→ YOUR GOAL:
Count the lines below that contain the word "which", and reply with only that number.

* start SUPPLIED RECORDS *

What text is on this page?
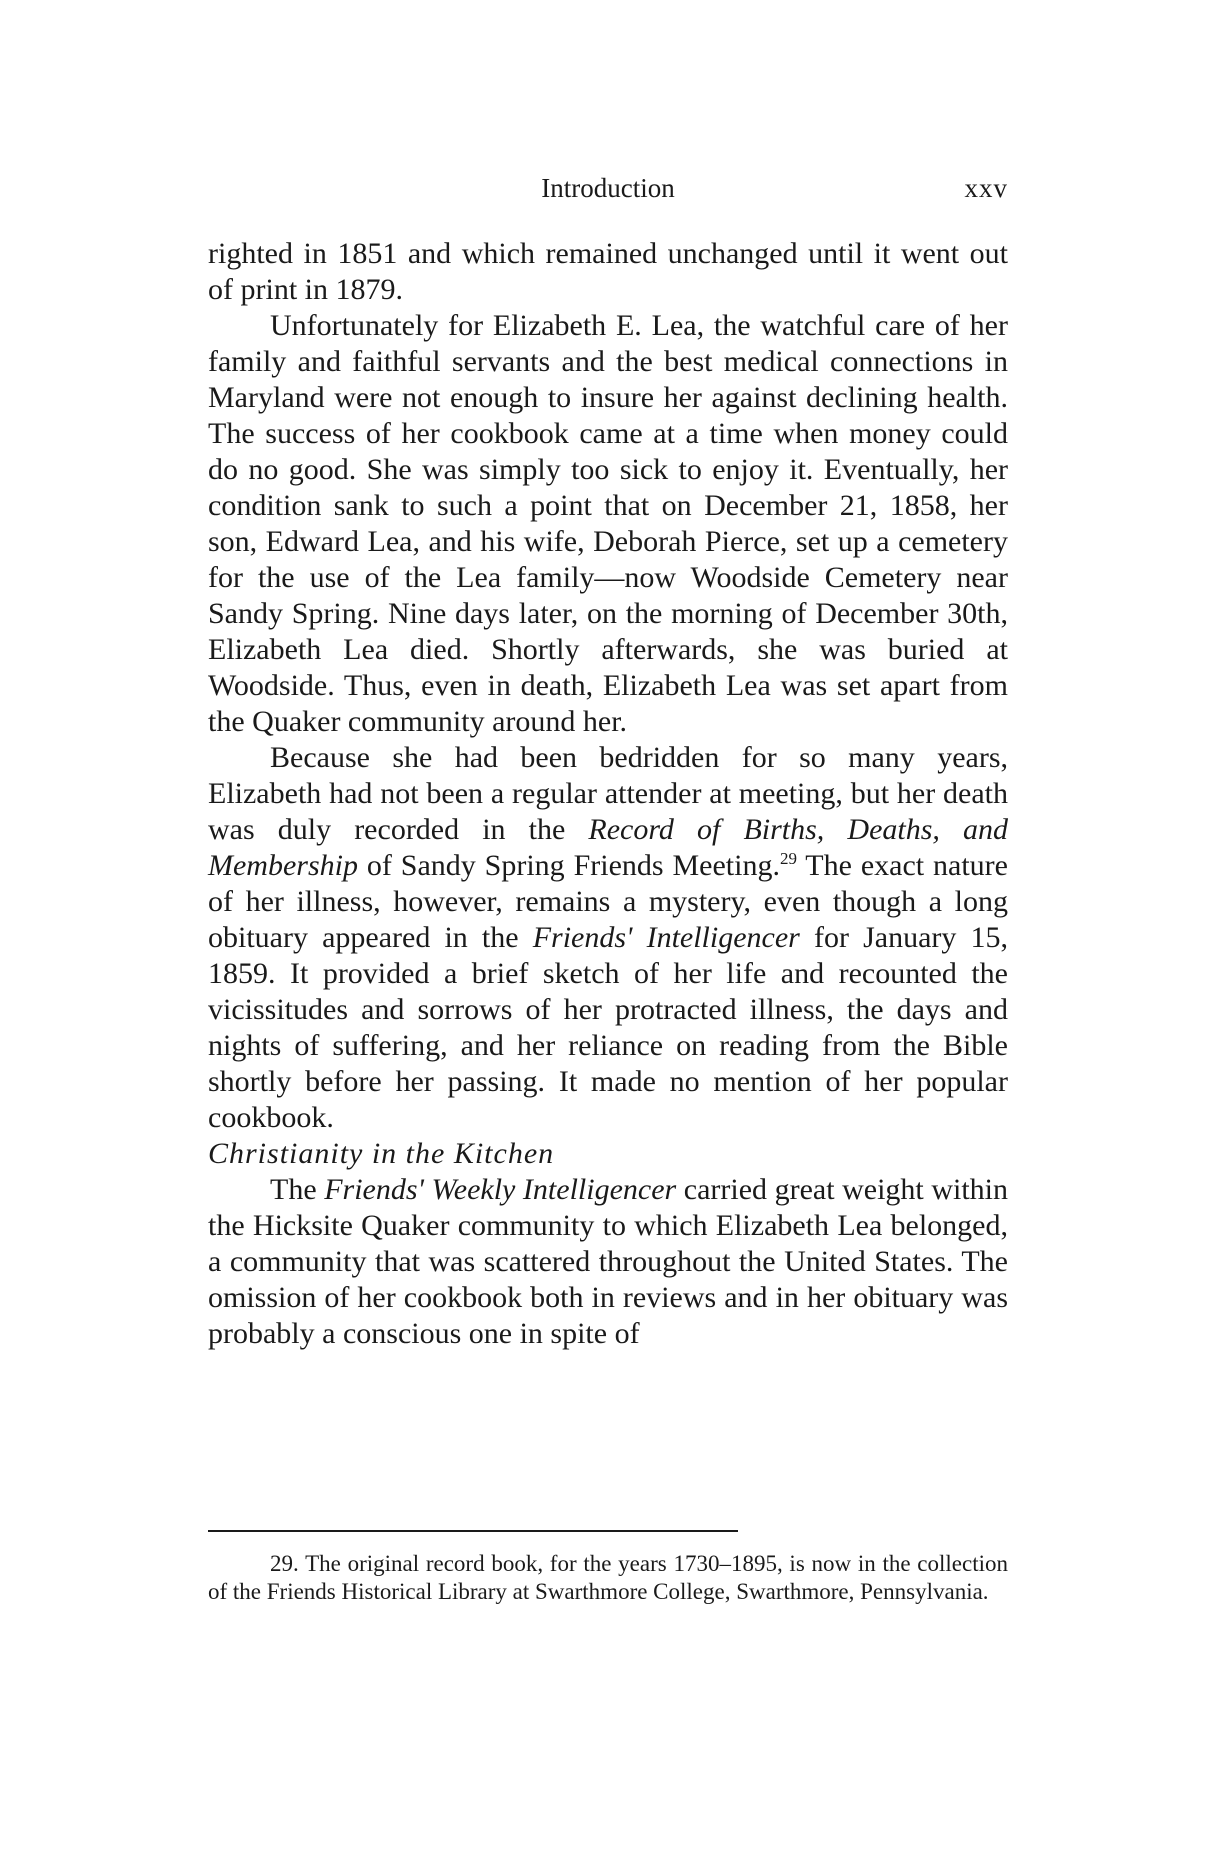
Introduction	xxv

righted in 1851 and which remained unchanged until it went out of print in 1879.

Unfortunately for Elizabeth E. Lea, the watchful care of her family and faithful servants and the best medical connections in Maryland were not enough to insure her against declining health. The success of her cookbook came at a time when money could do no good. She was simply too sick to enjoy it. Eventually, her condition sank to such a point that on December 21, 1858, her son, Edward Lea, and his wife, Deborah Pierce, set up a cemetery for the use of the Lea family—now Woodside Cemetery near Sandy Spring. Nine days later, on the morning of December 30th, Elizabeth Lea died. Shortly afterwards, she was buried at Woodside. Thus, even in death, Elizabeth Lea was set apart from the Quaker community around her.

Because she had been bedridden for so many years, Elizabeth had not been a regular attender at meeting, but her death was duly recorded in the Record of Births, Deaths, and Membership of Sandy Spring Friends Meeting.$^{29}$ The exact nature of her illness, however, remains a mystery, even though a long obituary appeared in the Friends' Intelligencer for January 15, 1859. It provided a brief sketch of her life and recounted the vicissitudes and sorrows of her protracted illness, the days and nights of suffering, and her reliance on reading from the Bible shortly before her passing. It made no mention of her popular cookbook.

Christianity in the Kitchen

The Friends' Weekly Intelligencer carried great weight within the Hicksite Quaker community to which Elizabeth Lea belonged, a community that was scattered throughout the United States. The omission of her cookbook both in reviews and in her obituary was probably a conscious one in spite of

29. The original record book, for the years 1730–1895, is now in the collection of the Friends Historical Library at Swarthmore College, Swarthmore, Pennsylvania.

* end SUPPLIED RECORDS *

→ ANSWER BELOW:
2